=== Task ===
Tally the lines that contain the string "JSON" and state that total without comment.
## BEGIN Material shown
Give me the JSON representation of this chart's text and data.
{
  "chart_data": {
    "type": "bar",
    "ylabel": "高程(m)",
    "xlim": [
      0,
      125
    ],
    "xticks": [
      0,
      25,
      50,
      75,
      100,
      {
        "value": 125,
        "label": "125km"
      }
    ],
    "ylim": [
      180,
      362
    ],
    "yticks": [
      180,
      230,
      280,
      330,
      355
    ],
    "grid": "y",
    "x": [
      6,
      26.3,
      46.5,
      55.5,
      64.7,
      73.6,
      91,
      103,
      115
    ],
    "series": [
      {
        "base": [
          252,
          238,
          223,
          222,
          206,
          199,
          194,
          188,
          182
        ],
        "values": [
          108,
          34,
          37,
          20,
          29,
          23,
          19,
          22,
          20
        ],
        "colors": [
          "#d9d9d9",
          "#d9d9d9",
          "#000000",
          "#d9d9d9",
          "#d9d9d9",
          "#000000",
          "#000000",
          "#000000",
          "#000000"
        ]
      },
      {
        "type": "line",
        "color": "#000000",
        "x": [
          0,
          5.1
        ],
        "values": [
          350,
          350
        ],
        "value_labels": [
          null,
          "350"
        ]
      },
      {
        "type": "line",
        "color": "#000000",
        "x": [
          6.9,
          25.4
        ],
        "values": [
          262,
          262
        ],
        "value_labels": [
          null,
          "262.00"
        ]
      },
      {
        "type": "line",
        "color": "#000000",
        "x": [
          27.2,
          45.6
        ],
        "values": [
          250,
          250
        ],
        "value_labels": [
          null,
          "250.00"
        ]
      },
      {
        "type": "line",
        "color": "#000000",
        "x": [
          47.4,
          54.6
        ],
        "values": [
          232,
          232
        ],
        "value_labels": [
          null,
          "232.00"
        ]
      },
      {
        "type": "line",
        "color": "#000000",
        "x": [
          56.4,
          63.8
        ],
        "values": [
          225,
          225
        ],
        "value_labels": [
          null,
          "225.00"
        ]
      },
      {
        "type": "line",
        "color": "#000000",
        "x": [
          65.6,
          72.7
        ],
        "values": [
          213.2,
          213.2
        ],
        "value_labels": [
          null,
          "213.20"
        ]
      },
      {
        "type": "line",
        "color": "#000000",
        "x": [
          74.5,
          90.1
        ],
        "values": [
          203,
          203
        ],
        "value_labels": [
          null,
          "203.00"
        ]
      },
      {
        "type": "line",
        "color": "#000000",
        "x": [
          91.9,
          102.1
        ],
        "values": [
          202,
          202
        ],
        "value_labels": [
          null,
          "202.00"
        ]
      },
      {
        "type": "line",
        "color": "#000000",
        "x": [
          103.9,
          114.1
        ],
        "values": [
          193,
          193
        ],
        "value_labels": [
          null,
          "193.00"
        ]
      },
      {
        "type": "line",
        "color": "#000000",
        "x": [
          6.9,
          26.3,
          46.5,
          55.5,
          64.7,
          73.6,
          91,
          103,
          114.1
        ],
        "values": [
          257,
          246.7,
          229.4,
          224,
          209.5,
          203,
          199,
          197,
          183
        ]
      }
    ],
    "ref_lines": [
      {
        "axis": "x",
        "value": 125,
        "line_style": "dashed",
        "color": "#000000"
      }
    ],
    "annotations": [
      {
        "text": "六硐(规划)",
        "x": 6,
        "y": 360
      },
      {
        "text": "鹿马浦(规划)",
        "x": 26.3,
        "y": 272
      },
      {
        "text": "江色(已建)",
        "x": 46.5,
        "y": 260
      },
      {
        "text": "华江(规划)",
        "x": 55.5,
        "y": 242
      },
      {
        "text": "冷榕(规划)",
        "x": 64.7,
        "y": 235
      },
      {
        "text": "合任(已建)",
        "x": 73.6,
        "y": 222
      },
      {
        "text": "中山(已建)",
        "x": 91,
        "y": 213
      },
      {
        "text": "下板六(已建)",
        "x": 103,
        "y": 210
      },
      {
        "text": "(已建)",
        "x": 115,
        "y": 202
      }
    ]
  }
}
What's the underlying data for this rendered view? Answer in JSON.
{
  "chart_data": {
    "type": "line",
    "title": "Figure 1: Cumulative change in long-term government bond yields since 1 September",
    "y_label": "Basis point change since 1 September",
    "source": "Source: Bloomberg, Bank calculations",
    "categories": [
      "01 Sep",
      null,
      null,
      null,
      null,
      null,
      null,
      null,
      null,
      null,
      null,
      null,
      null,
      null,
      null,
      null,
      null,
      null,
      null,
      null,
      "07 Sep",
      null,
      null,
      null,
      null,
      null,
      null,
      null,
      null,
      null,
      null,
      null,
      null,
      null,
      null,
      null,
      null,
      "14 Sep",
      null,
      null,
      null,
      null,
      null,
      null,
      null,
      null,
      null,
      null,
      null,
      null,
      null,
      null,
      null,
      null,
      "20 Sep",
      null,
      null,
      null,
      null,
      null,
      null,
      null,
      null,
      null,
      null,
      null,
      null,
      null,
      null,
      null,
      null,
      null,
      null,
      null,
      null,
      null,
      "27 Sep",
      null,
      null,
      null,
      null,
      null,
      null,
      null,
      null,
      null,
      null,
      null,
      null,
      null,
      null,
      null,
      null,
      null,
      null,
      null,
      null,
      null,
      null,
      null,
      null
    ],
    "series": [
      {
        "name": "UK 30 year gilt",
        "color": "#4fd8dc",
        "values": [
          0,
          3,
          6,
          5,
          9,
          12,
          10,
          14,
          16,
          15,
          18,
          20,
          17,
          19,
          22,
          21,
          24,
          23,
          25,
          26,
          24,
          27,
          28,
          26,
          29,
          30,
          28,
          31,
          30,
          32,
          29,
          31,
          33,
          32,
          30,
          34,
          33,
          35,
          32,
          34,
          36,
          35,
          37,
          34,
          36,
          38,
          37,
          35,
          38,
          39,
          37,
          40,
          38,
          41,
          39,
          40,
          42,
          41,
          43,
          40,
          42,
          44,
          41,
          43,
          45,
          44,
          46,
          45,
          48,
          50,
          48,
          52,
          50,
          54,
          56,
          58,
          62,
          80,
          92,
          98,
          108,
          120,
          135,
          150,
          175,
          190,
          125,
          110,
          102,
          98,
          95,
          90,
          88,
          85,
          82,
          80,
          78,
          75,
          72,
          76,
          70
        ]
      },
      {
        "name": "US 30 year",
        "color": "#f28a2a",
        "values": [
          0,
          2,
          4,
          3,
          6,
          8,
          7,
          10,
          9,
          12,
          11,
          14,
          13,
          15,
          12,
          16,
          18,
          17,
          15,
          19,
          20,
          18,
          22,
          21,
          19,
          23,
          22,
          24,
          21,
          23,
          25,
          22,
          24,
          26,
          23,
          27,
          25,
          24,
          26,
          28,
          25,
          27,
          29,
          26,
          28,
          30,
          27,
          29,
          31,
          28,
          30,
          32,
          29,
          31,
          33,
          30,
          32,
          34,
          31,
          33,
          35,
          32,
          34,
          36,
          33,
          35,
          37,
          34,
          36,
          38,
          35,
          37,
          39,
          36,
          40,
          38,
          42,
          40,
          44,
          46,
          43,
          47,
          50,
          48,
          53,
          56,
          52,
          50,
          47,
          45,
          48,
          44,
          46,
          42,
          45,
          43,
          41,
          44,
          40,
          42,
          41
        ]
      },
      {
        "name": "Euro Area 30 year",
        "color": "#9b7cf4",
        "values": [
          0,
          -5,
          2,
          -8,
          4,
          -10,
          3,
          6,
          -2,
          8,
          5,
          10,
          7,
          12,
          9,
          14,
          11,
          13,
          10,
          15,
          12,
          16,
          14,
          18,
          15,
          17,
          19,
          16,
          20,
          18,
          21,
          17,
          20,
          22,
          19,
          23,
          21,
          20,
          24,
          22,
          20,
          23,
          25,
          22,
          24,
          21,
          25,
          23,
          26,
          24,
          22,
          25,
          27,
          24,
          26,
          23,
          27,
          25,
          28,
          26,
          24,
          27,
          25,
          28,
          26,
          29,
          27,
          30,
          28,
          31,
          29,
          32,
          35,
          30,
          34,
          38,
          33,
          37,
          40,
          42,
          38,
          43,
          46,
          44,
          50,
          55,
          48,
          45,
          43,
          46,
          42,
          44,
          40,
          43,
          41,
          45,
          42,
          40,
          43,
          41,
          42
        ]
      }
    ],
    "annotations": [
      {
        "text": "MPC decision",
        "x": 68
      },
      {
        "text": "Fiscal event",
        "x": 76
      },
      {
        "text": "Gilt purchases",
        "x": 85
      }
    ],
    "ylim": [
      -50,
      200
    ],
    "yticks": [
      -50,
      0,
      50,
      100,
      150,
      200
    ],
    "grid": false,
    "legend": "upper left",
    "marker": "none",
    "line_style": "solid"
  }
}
## END Material shown
=== Task result ===
2